EXERCISE TASK: Retype all the entries word for word, but omit the pictures.

[Chart and figure data]
_ _ _ _

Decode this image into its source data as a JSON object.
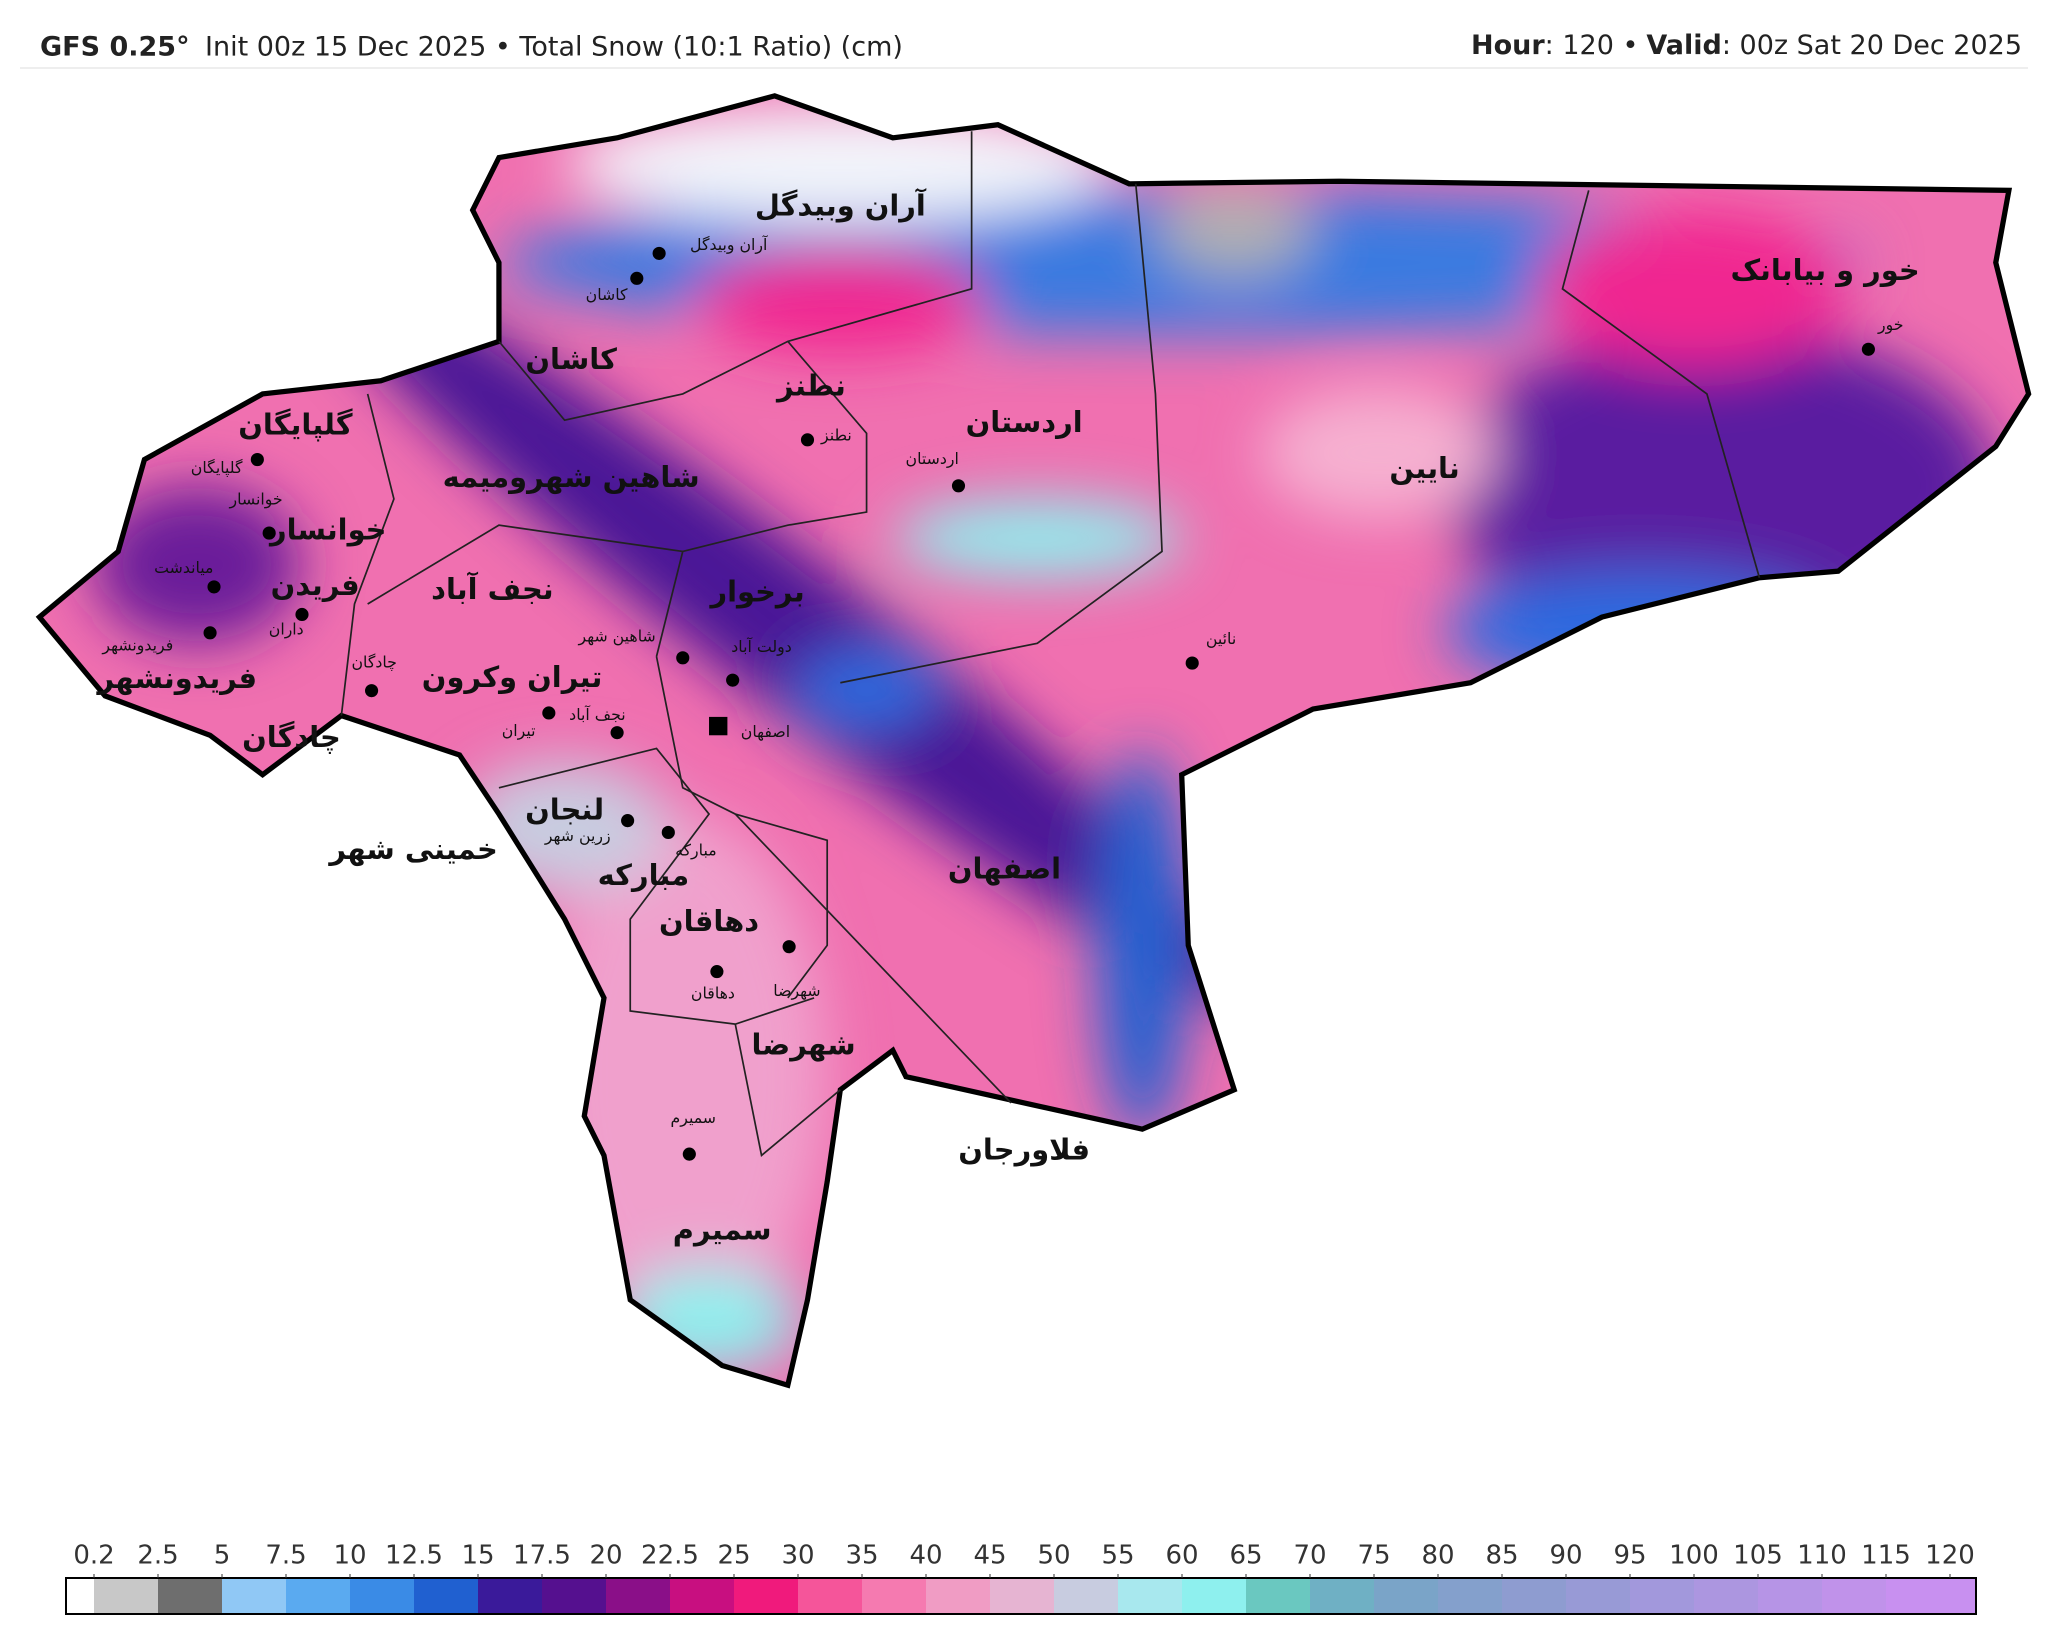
{
  "header": {
    "model": "GFS 0.25°",
    "init": "Init 00z 15 Dec 2025 • Total Snow (10:1 Ratio) (cm)",
    "hour_key": "Hour",
    "hour_value": ": 120 •",
    "valid_key": "Valid",
    "valid_value": ": 00z Sat 20 Dec 2025"
  },
  "map": {
    "county_labels": [
      "آران وبیدگل",
      "کاشان",
      "نطنز",
      "اردستان",
      "نایین",
      "خور و بیابانک",
      "گلپایگان",
      "خوانسار",
      "فریدن",
      "شاهین شهرومیمه",
      "نجف آباد",
      "برخوار",
      "فریدونشهر",
      "تیران وکرون",
      "لنجان",
      "خمینی شهر",
      "مبارکه",
      "دهاقان",
      "اصفهان",
      "شهرضا",
      "فلاورجان",
      "سمیرم",
      "چادگان"
    ],
    "city_labels": [
      "آران وبیدگل",
      "کاشان",
      "نطنز",
      "اردستان",
      "نائین",
      "خور",
      "گلپایگان",
      "خوانسار",
      "میاندشت",
      "داران",
      "فریدونشهر",
      "چادگان",
      "شاهین شهر",
      "دولت آباد",
      "نجف آباد",
      "تیران",
      "اصفهان",
      "زرین شهر",
      "مبارکه",
      "دهاقان",
      "شهرضا",
      "سمیرم"
    ]
  },
  "legend": {
    "ticks": [
      0.2,
      2.5,
      5,
      7.5,
      10,
      12.5,
      15,
      17.5,
      20,
      22.5,
      25,
      30,
      35,
      40,
      45,
      50,
      55,
      60,
      65,
      70,
      75,
      80,
      85,
      90,
      95,
      100,
      105,
      110,
      115,
      120
    ],
    "colors": [
      "#c8c8c8",
      "#6e6e6e",
      "#90c8f5",
      "#5aaaf0",
      "#3a8be6",
      "#2060d0",
      "#3a1a9a",
      "#55108f",
      "#8a0f88",
      "#c80f80",
      "#f01a7c",
      "#f5559a",
      "#f57ab0",
      "#f09cc4",
      "#e6b4d2",
      "#c8cce0",
      "#a8e8ee",
      "#8ef0ee",
      "#6ac8c0",
      "#6fb0c4",
      "#7aa4c8",
      "#84a0cc",
      "#8e9cd0",
      "#989ad6",
      "#a298dc",
      "#ac96e0",
      "#b694e6",
      "#c092ea",
      "#c890f0"
    ]
  }
}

_ _ _ _

ANSWER TO THE EXERCISE:
Decode this image into its source data as a JSON object.
{
  "header": {
    "model": "GFS 0.25°",
    "init": "Init 00z 15 Dec 2025 • Total Snow (10:1 Ratio) (cm)",
    "hour_key": "Hour",
    "hour_value": ": 120 •",
    "valid_key": "Valid",
    "valid_value": ": 00z Sat 20 Dec 2025"
  },
  "map": {
    "county_labels": [
      "آران وبیدگل",
      "کاشان",
      "نطنز",
      "اردستان",
      "نایین",
      "خور و بیابانک",
      "گلپایگان",
      "خوانسار",
      "فریدن",
      "شاهین شهرومیمه",
      "نجف آباد",
      "برخوار",
      "فریدونشهر",
      "تیران وکرون",
      "لنجان",
      "خمینی شهر",
      "مبارکه",
      "دهاقان",
      "اصفهان",
      "شهرضا",
      "فلاورجان",
      "سمیرم",
      "چادگان"
    ],
    "city_labels": [
      "آران وبیدگل",
      "کاشان",
      "نطنز",
      "اردستان",
      "نائین",
      "خور",
      "گلپایگان",
      "خوانسار",
      "میاندشت",
      "داران",
      "فریدونشهر",
      "چادگان",
      "شاهین شهر",
      "دولت آباد",
      "نجف آباد",
      "تیران",
      "اصفهان",
      "زرین شهر",
      "مبارکه",
      "دهاقان",
      "شهرضا",
      "سمیرم"
    ]
  },
  "legend": {
    "ticks": [
      0.2,
      2.5,
      5,
      7.5,
      10,
      12.5,
      15,
      17.5,
      20,
      22.5,
      25,
      30,
      35,
      40,
      45,
      50,
      55,
      60,
      65,
      70,
      75,
      80,
      85,
      90,
      95,
      100,
      105,
      110,
      115,
      120
    ],
    "colors": [
      "#c8c8c8",
      "#6e6e6e",
      "#90c8f5",
      "#5aaaf0",
      "#3a8be6",
      "#2060d0",
      "#3a1a9a",
      "#55108f",
      "#8a0f88",
      "#c80f80",
      "#f01a7c",
      "#f5559a",
      "#f57ab0",
      "#f09cc4",
      "#e6b4d2",
      "#c8cce0",
      "#a8e8ee",
      "#8ef0ee",
      "#6ac8c0",
      "#6fb0c4",
      "#7aa4c8",
      "#84a0cc",
      "#8e9cd0",
      "#989ad6",
      "#a298dc",
      "#ac96e0",
      "#b694e6",
      "#c092ea",
      "#c890f0"
    ]
  }
}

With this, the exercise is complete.